## STATED GOAL
In the passage on Nasdaq OMX's technology chief, rewrite the part that opens with the words "Technology chiefs at" and closes with "hyper-competitive equities market.", changing each "latency" to "delay".

Technology chiefs at the world's fastest exchanges sit at the bleeding edge of corporate IT. Few know this better than Carl-Magnus Hallberg, senior vice-president, global IT services at mega-exchange operator Nasdaq OMX, whose remit includes day-to-day management of all the exchange's IT operations and services, from desktops and e-mail to the exchange operator's trading systems (excluding the trading system software development). Mr Hallberg, who became part of Nasdaq OMX following Nasdaq's acquisition of the Nordic exchange operator OMX in 2007, is also responsible for overseeing the management of the exchange's extensive network and the relating challenges regarding network speed or latency - no small task in today's hyper-competitive equities market.

Indeed, in a business where a microsecond can constitute millions of dollars, latency is a touchy industry subject. For Nasdaq OMX and NYSE Euronext, maintaining ultra-low latency is absolutely crucial as upstart contenders BATS Exchange and Direct Edge continue to cannibalise their market share. Providing server space inside the exchanges' own data centres, in a business model known as co-location, is now a critical service by which the incumbents can offer their speed-hungry members a means of shaving milliseconds off their trade roundtrip. "Within the US market we have gone very far in latency on our system," says Mr Hallberg. Nasdaq OMX now offers a 250-microsecond roundtrip from the moment a member message hits the edge of the exchange's network to the moment it shoots back out again, with a capacity of 1 million messages per second, says Mr Hallberg. "We have come very far in the race."

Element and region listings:
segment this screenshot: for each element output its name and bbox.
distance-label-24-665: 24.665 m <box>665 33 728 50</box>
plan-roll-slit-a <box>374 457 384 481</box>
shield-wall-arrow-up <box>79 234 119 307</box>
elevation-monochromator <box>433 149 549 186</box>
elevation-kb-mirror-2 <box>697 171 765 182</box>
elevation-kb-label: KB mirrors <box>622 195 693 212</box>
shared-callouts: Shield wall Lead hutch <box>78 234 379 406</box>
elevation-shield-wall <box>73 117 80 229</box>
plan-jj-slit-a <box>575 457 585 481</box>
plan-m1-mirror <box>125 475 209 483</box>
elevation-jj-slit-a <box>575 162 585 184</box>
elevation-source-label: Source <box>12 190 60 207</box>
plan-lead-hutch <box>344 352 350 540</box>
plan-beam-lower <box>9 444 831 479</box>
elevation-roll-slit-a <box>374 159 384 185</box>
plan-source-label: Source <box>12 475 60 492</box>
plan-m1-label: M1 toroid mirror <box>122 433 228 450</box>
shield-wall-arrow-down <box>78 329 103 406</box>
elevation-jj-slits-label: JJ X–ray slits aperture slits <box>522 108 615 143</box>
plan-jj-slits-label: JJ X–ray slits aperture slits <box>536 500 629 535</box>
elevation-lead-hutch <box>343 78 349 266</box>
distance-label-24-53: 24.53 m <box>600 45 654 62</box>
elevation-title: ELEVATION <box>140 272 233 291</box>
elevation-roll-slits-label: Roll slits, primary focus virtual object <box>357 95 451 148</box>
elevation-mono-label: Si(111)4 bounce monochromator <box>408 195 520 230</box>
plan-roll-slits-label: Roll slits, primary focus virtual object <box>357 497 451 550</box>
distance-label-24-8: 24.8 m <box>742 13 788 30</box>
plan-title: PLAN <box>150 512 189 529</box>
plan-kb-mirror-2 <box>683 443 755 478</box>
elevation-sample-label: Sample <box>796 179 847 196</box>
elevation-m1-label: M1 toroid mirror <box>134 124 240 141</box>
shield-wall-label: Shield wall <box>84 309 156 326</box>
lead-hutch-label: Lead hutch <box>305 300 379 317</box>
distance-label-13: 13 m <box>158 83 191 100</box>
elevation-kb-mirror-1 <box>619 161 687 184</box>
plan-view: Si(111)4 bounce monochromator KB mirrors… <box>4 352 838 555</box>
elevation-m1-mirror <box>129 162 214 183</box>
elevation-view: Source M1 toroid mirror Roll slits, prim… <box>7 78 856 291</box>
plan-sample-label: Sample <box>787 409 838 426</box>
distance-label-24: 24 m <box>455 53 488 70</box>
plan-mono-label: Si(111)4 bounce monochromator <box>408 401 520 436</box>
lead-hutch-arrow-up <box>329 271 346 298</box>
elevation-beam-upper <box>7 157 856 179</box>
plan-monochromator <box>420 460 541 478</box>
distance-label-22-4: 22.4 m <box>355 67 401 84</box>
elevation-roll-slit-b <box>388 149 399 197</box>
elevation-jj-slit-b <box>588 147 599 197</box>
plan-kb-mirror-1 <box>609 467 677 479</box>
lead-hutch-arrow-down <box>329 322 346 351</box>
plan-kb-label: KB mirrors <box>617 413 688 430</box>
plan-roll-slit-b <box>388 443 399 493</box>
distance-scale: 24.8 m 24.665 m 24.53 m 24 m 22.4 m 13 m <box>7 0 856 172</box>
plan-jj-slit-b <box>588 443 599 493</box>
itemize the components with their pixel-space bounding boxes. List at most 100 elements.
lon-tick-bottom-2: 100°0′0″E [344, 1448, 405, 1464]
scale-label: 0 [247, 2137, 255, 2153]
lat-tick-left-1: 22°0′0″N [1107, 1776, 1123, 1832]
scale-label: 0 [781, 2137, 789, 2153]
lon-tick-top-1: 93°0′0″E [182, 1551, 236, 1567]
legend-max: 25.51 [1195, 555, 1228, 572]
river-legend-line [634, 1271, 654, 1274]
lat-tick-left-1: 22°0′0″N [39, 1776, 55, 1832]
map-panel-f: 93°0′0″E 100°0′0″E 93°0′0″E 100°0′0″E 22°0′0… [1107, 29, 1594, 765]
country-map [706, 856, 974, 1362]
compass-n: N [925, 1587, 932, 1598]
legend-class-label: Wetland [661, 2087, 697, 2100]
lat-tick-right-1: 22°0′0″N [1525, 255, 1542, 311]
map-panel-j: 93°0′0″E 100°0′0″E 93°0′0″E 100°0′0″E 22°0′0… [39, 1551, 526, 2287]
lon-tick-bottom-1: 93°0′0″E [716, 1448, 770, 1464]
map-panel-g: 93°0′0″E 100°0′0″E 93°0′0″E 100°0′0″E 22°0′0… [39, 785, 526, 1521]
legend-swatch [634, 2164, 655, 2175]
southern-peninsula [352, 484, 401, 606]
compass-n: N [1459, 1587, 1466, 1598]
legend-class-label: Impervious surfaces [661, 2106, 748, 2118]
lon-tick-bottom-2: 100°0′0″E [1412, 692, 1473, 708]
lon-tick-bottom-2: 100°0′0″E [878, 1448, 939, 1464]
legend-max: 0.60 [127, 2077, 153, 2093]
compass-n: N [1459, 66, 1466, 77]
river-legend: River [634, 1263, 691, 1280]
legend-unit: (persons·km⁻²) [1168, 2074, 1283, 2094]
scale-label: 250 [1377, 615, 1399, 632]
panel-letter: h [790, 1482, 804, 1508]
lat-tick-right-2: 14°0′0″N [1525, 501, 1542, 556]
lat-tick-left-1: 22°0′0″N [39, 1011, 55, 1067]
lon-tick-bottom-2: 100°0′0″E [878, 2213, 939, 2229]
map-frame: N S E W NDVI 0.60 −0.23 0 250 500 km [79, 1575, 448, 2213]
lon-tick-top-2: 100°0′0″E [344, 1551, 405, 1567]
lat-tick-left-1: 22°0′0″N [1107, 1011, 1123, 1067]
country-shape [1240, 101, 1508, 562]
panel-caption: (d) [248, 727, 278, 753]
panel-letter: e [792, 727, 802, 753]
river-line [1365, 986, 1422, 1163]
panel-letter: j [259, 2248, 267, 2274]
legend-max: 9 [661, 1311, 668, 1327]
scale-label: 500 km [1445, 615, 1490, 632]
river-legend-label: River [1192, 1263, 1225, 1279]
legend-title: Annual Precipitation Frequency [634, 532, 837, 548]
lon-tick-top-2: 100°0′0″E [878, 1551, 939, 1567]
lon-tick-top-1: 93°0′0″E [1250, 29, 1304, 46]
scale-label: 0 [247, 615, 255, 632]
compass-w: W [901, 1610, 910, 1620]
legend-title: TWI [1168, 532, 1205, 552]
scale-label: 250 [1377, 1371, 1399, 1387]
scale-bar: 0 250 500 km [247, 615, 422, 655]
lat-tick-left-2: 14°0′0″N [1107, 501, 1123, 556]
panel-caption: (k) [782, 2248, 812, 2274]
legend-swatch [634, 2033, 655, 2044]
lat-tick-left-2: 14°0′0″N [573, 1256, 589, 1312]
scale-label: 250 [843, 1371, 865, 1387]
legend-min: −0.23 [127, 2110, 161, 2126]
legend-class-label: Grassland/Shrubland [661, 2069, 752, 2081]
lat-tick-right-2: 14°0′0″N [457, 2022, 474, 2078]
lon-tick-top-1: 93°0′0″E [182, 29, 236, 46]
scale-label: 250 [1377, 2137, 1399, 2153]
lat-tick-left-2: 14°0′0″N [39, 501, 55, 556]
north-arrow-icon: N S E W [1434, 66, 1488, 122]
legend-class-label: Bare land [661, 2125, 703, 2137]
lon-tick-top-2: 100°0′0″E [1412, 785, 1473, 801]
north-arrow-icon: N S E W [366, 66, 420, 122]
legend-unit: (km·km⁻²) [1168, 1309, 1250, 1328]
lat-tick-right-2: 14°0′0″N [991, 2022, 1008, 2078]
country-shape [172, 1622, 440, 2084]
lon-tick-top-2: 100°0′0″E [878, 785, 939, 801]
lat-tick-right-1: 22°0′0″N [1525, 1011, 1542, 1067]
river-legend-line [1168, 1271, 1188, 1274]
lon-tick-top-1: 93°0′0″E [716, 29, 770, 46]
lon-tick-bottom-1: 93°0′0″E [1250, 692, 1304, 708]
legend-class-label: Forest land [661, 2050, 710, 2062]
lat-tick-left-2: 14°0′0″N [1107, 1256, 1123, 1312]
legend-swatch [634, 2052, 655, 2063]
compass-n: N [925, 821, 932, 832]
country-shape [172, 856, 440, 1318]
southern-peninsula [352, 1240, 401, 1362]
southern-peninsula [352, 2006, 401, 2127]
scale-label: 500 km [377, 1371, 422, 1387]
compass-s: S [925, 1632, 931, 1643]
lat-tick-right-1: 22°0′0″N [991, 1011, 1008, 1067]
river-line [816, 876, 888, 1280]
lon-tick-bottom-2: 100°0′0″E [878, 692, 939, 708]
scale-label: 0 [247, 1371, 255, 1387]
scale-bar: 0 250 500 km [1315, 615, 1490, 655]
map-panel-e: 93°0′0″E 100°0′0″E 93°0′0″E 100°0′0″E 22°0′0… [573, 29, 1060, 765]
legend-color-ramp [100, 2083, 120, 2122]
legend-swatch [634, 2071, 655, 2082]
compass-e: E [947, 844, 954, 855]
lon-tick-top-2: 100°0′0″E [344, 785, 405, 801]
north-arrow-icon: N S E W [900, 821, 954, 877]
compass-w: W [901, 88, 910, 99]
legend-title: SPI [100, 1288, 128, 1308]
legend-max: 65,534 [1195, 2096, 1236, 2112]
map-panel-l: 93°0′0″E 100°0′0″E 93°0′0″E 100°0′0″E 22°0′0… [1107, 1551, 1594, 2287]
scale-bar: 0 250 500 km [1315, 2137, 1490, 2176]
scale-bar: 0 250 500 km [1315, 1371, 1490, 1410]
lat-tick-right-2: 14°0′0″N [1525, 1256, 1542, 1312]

## REPLY
Technology chiefs at the world's fastest exchanges sit at the bleeding edge of corporate IT. Few know this better than Carl-Magnus Hallberg, senior vice-president, global IT services at mega-exchange operator Nasdaq OMX, whose remit includes day-to-day management of all the exchange's IT operations and services, from desktops and e-mail to the exchange operator's trading systems (excluding the trading system software development). Mr Hallberg, who became part of Nasdaq OMX following Nasdaq's acquisition of the Nordic exchange operator OMX in 2007, is also responsible for overseeing the management of the exchange's extensive network and the relating challenges regarding network speed or delay - no small task in today's hyper-competitive equities market.